Direction: Read the lines below. Copy out any that hold the string "Emissions".

Excerpted records:

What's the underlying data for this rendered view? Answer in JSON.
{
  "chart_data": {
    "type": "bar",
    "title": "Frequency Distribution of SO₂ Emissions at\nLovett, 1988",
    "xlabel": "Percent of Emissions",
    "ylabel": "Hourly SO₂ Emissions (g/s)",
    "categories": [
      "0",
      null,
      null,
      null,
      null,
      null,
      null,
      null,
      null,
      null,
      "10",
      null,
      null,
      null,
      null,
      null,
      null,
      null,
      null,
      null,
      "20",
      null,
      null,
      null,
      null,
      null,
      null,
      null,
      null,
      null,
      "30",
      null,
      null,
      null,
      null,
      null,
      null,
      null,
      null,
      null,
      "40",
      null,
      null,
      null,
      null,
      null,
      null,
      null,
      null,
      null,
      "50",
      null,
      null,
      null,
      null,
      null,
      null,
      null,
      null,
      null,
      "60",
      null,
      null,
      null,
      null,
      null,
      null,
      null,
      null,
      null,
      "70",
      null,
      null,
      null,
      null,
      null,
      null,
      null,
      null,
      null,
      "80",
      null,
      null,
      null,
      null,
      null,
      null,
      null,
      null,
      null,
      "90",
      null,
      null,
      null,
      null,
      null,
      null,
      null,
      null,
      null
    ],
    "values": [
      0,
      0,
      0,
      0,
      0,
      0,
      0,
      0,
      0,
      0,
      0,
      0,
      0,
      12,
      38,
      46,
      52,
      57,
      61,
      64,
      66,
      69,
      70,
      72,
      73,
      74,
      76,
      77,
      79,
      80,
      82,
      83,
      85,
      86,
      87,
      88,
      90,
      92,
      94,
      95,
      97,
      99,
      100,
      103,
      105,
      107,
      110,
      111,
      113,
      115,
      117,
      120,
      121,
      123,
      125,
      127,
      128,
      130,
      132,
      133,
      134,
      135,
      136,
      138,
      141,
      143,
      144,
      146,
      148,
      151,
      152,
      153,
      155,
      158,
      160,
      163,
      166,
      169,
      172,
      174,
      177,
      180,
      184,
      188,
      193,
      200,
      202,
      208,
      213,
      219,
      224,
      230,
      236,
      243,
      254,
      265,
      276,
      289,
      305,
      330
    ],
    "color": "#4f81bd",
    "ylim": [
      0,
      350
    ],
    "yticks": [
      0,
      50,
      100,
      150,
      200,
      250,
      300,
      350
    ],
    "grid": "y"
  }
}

Response to the task:
    "title": "Frequency Distribution of SO₂ Emissions at\nLovett, 1988",
    "xlabel": "Percent of Emissions",
    "ylabel": "Hourly SO₂ Emissions (g/s)",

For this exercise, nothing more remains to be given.